Stated task
Copy out every line in which the string "контексте" occurs.

Some records:
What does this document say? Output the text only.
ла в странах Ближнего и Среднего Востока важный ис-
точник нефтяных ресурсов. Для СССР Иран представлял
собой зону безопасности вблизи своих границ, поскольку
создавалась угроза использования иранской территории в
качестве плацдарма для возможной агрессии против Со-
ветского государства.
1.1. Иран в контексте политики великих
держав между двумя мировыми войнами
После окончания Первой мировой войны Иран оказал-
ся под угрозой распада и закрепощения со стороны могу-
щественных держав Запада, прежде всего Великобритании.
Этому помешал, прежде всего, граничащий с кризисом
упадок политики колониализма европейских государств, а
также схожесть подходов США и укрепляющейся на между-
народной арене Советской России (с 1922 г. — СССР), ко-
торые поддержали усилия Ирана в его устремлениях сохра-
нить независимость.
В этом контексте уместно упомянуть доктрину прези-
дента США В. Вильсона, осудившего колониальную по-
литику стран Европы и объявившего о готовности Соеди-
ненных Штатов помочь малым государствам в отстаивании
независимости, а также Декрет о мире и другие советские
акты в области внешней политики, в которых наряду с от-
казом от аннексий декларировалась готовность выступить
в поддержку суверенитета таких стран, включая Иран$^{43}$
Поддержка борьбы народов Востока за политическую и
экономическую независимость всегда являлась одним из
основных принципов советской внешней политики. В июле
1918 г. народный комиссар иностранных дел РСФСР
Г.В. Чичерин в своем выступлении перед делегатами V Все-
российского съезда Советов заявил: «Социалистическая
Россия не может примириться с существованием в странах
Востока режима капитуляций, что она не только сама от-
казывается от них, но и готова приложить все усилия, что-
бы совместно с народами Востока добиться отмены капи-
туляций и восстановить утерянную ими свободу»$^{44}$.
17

Answer to the exercise
1.1. Иран в контексте политики великих
В этом контексте уместно упомянуть доктрину прези-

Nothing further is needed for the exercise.